- What this task involves -
Copy every line of the data that contains the string "shock".
↓↓↓
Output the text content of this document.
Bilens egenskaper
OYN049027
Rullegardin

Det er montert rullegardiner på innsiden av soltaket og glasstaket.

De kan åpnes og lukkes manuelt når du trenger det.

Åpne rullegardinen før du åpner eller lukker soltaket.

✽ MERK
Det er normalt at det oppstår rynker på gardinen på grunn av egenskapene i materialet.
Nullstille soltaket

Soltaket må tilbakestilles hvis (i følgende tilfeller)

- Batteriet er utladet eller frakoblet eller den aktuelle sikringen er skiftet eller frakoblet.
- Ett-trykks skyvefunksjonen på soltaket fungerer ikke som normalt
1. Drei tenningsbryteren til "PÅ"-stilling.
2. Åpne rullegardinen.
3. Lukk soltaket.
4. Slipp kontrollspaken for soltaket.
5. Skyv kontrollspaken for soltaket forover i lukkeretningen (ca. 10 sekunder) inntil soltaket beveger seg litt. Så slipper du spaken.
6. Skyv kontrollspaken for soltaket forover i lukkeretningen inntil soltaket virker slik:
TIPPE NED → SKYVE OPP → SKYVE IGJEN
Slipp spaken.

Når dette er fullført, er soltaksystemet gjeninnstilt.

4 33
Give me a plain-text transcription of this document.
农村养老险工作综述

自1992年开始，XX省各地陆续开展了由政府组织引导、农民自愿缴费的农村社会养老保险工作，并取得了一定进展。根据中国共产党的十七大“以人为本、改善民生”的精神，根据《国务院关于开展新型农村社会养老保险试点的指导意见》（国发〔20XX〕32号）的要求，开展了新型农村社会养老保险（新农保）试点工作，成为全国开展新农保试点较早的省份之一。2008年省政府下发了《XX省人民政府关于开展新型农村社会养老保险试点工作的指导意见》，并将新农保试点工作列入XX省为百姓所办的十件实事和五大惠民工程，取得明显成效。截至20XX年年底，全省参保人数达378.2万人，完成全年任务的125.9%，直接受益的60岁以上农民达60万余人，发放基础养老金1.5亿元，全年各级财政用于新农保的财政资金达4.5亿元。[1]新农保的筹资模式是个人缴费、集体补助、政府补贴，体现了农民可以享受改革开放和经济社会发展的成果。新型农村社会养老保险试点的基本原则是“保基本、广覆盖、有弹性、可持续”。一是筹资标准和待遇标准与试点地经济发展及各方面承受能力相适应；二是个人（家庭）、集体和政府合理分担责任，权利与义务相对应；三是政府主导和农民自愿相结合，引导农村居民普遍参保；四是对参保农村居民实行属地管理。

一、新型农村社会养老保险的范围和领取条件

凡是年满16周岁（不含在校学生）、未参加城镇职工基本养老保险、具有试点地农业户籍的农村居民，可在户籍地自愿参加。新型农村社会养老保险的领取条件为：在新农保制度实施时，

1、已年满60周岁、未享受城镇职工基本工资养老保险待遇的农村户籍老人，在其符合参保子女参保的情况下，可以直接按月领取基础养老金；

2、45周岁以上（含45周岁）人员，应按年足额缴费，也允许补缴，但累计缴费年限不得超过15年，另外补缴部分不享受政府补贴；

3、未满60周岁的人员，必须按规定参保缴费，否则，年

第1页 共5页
↑↑↑
↓↓↓
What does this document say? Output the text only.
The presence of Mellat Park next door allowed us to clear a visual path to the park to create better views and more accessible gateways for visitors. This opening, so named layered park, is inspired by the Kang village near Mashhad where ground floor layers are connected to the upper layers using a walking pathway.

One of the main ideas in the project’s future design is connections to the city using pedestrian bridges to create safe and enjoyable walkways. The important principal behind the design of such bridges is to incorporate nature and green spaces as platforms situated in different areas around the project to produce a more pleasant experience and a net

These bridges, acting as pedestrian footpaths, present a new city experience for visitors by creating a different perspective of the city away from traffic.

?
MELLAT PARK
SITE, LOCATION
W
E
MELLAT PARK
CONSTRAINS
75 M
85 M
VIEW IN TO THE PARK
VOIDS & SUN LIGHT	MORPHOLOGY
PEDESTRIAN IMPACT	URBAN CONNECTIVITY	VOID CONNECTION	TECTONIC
↑↑↑
↓↓↓
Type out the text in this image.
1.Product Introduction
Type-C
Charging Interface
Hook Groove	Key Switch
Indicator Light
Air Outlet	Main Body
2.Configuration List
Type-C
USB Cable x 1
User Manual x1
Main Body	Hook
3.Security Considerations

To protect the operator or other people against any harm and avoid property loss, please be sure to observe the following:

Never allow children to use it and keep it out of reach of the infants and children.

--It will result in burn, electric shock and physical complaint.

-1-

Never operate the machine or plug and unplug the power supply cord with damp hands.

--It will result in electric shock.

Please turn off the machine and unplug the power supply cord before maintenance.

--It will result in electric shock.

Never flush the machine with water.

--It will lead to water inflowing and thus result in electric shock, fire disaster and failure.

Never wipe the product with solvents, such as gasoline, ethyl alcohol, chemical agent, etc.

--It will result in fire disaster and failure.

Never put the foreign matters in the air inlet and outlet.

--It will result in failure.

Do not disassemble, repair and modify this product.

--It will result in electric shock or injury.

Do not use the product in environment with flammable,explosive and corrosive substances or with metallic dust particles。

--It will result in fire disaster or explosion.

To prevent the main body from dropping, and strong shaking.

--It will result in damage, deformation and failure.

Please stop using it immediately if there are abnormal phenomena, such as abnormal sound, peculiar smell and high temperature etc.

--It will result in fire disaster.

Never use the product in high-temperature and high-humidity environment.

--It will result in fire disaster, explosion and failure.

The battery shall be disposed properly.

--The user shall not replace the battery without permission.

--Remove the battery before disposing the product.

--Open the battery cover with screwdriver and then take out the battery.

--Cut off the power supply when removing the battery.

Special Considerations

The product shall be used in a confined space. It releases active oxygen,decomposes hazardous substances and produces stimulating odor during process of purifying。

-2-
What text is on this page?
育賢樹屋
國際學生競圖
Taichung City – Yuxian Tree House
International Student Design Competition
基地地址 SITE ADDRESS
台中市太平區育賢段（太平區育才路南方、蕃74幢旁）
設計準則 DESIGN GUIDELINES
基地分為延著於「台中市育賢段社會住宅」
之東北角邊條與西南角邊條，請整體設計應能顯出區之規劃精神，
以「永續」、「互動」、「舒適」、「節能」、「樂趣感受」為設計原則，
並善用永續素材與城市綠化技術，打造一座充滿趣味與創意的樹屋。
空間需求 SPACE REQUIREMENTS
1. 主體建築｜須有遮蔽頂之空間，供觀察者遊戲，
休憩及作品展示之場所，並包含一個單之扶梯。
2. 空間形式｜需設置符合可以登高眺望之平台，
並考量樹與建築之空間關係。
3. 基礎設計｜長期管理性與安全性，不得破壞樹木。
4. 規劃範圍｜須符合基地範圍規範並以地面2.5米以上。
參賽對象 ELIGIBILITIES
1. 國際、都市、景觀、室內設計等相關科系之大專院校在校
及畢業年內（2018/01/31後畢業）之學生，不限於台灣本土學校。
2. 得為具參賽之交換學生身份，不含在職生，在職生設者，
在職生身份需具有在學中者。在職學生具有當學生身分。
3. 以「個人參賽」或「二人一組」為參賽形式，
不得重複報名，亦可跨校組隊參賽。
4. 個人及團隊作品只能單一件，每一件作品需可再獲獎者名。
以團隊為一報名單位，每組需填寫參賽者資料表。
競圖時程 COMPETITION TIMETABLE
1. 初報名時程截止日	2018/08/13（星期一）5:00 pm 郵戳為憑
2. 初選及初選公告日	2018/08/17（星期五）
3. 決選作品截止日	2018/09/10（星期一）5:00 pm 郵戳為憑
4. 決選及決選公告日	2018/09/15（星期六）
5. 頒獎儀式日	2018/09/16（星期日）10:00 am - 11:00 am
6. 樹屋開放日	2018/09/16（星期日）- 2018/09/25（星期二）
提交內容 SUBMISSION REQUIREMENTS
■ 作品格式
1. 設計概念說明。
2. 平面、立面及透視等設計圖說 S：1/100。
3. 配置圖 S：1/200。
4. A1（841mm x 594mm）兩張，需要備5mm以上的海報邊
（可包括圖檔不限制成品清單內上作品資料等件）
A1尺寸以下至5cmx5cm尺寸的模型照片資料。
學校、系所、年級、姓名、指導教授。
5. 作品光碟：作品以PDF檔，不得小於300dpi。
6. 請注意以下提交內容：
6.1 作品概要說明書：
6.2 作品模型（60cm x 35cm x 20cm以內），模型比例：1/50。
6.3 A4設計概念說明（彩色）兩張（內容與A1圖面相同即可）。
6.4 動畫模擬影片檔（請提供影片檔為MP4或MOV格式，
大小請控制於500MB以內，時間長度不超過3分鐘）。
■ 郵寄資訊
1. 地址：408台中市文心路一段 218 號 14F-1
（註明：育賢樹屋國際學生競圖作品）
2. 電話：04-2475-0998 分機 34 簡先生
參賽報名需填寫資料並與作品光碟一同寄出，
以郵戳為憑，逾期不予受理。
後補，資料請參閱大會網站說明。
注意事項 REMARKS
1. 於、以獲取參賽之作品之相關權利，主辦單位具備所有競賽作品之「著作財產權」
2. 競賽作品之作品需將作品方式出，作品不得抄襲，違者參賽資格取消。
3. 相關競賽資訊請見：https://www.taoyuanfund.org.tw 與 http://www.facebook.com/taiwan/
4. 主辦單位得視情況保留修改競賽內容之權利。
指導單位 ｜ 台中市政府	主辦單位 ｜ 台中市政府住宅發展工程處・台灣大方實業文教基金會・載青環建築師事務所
↑↑↑
- Exercise response -
--It will result in burn, electric shock and physical complaint.
--It will result in electric shock.
--It will result in electric shock.
--It will lead to water inflowing and thus result in electric shock, fire disaster and failure.
--It will result in electric shock or injury.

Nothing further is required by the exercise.